WHAT IS ASKED: Return, word for word, every line starting at the line with "What does this" and ending at the final line of the entries; skip the pictures.

***** DATA FOR THIS EXERCISE *****

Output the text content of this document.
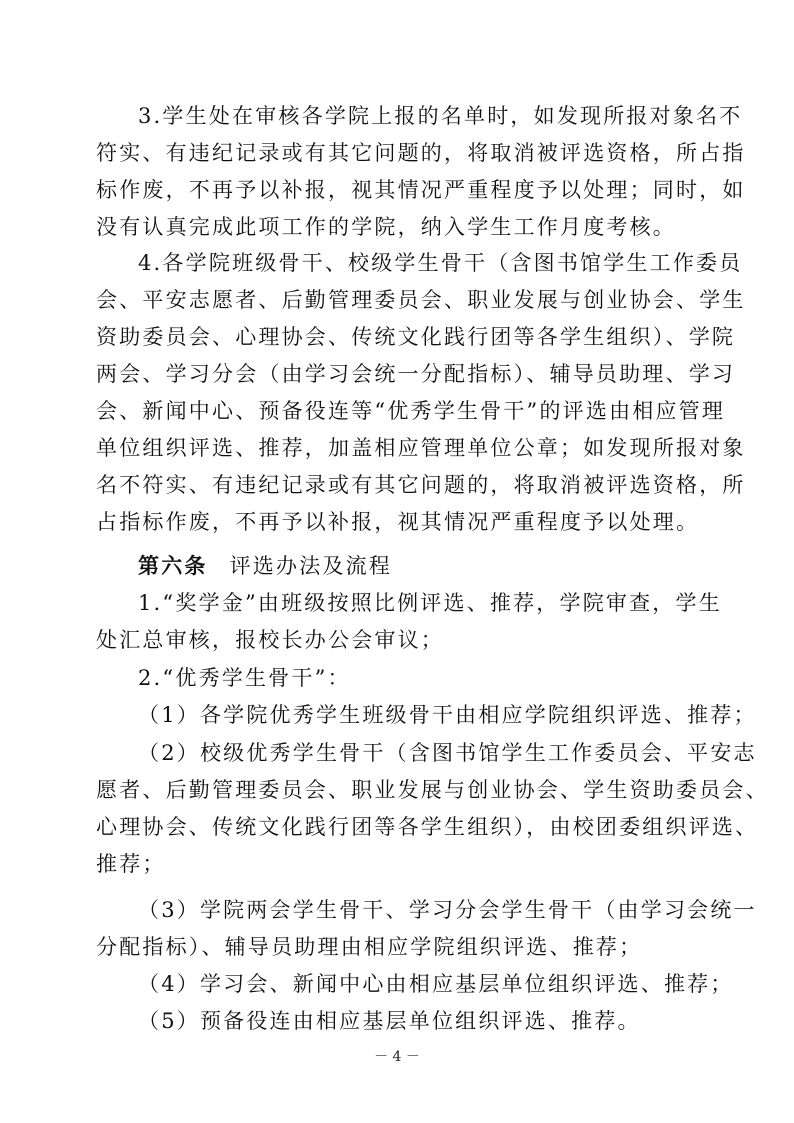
3.学生处在审核各学院上报的名单时，如发现所报对象名不

符实、有违纪记录或有其它问题的，将取消被评选资格，所占指

标作废，不再予以补报，视其情况严重程度予以处理；同时，如

没有认真完成此项工作的学院，纳入学生工作月度考核。

4.各学院班级骨干、校级学生骨干（含图书馆学生工作委员

会、平安志愿者、后勤管理委员会、职业发展与创业协会、学生

资助委员会、心理协会、传统文化践行团等各学生组织）、学院

两会、学习分会（由学习会统一分配指标）、辅导员助理、学习

会、新闻中心、预备役连等“优秀学生骨干”的评选由相应管理

单位组织评选、推荐，加盖相应管理单位公章；如发现所报对象

名不符实、有违纪记录或有其它问题的，将取消被评选资格，所

占指标作废，不再予以补报，视其情况严重程度予以处理。

第六条 评选办法及流程

1.“奖学金”由班级按照比例评选、推荐，学院审查，学生

处汇总审核，报校长办公会审议；

2.“优秀学生骨干”：

（1）各学院优秀学生班级骨干由相应学院组织评选、推荐；

（2）校级优秀学生骨干（含图书馆学生工作委员会、平安志

愿者、后勤管理委员会、职业发展与创业协会、学生资助委员会、

心理协会、传统文化践行团等各学生组织），由校团委组织评选、

推荐；

（3）学院两会学生骨干、学习分会学生骨干（由学习会统一

分配指标）、辅导员助理由相应学院组织评选、推荐；

（4）学习会、新闻中心由相应基层单位组织评选、推荐；

（5）预备役连由相应基层单位组织评选、推荐。

－ 4 －
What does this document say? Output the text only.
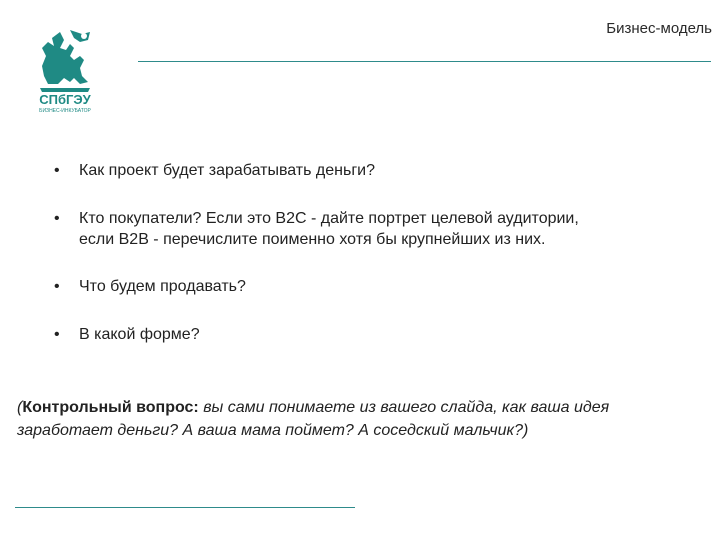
СПбГЭУ
БИЗНЕС-ИНКУБАТОР
Бизнес-модель
• Как проект будет зарабатывать деньги?
• Кто покупатели? Если это B2C - дайте портрет целевой аудитории,
если B2B - перечислите поименно хотя бы крупнейших из них.
• Что будем продавать?
• В какой форме?
(Контрольный вопрос: вы сами понимаете из вашего слайда, как ваша идея заработает деньги? А ваша мама поймет? А соседский мальчик?)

*****

TASK SOLUTION:
What does this document say? Output the text only.
СПбГЭУ
БИЗНЕС-ИНКУБАТОР
Бизнес-модель
• Как проект будет зарабатывать деньги?
• Кто покупатели? Если это B2C - дайте портрет целевой аудитории,
если B2B - перечислите поименно хотя бы крупнейших из них.
• Что будем продавать?
• В какой форме?
(Контрольный вопрос: вы сами понимаете из вашего слайда, как ваша идея заработает деньги? А ваша мама поймет? А соседский мальчик?)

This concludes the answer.